__Quoted passage__:
------------------------------
- Created by: UTV Software Communications
- Written by: Ranbir Pushp Praveen Raj Pranay Singh
- Directed by: Rakesh Sarang
- Starring: see below
- Country of origin: India
- Original language: Hindi
- No. of episodes: 91

Production
- Producers: Ronnie Screwvala; Zarina Mehta; Deven Khote;
- Production locations: Kuala Lumpur, Malaysia
- Running time: approx. 24 minutes

Original release
- Network: Zee TV
- Release: 26 September 2001 – 18 June 2003

= Sarhadein =

Sarhadein is an Indian television series which aired on Zee TV . The story narrates the similarities between the people living in two countries. Besides, it won a numerous awards at the time it was on-air, such as the Indian television actor Govind Namdeo won "Best Actor in a Negative Role" award for his role "Kedar Nath" at the Indian Telly Awards in 2002. The series was produced by UTV Software Communications and set in the backdrop of Kuala Lumpur, Malaysia. It averaged 1.5 TRPs at the time it was on air.
------------------------------
__Dataset excerpt__:
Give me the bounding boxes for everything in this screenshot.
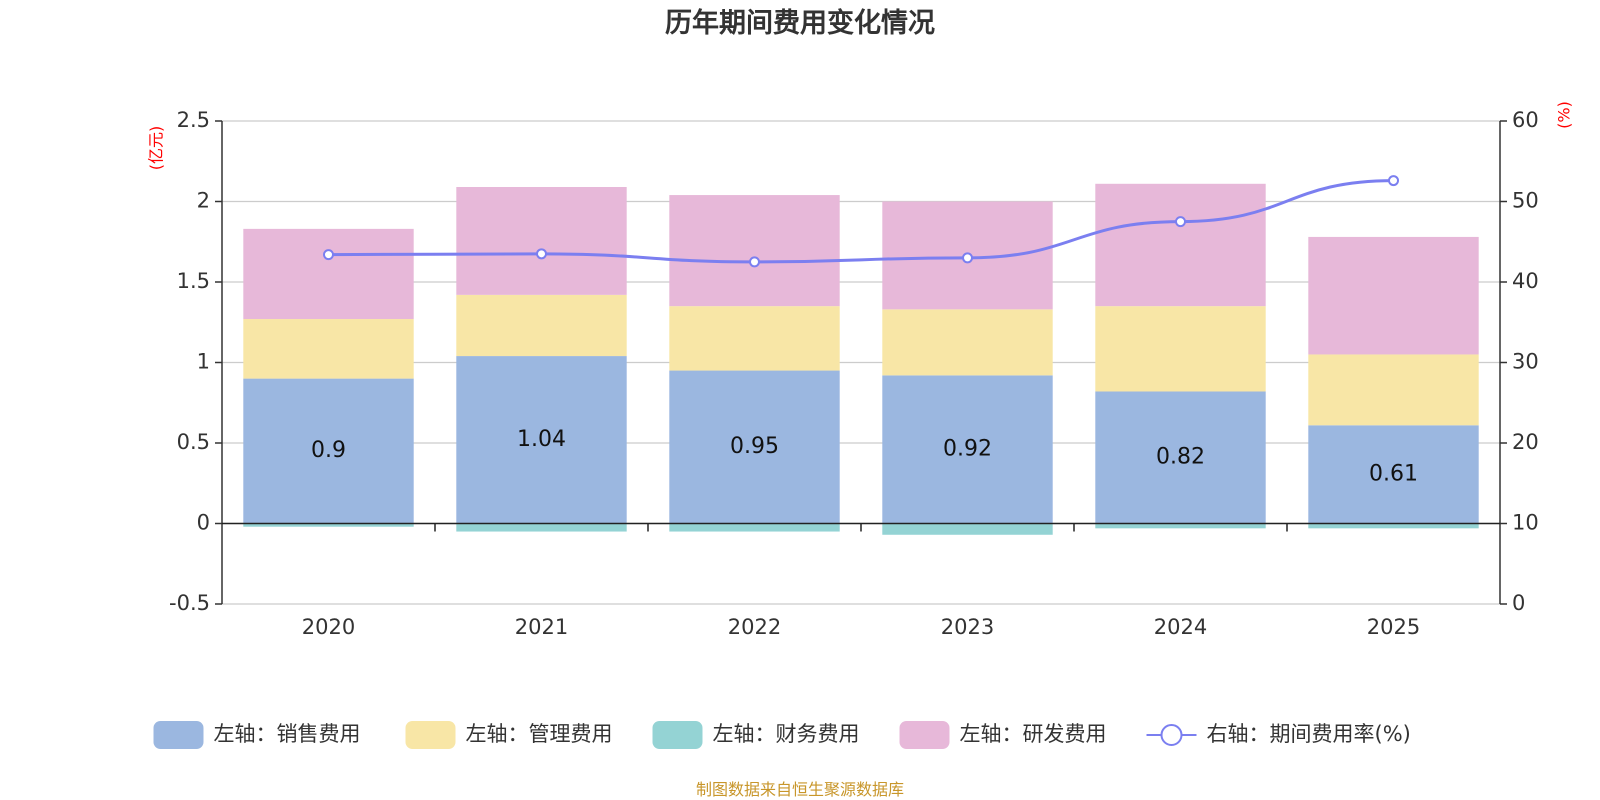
------------------------------
Reproduce the entire Sarhadein text above word for word, beginning with the credits line for the creator and ending with the sentence about the series' average TRPs.

- Created by: UTV Software Communications
- Written by: Ranbir Pushp Praveen Raj Pranay Singh
- Directed by: Rakesh Sarang
- Starring: see below
- Country of origin: India
- Original language: Hindi
- No. of episodes: 91

Production
- Producers: Ronnie Screwvala; Zarina Mehta; Deven Khote;
- Production locations: Kuala Lumpur, Malaysia
- Running time: approx. 24 minutes

Original release
- Network: Zee TV
- Release: 26 September 2001 – 18 June 2003

= Sarhadein =

Sarhadein is an Indian television series which aired on Zee TV . The story narrates the similarities between the people living in two countries. Besides, it won a numerous awards at the time it was on-air, such as the Indian television actor Govind Namdeo won "Best Actor in a Negative Role" award for his role "Kedar Nath" at the Indian Telly Awards in 2002. The series was produced by UTV Software Communications and set in the backdrop of Kuala Lumpur, Malaysia. It averaged 1.5 TRPs at the time it was on air.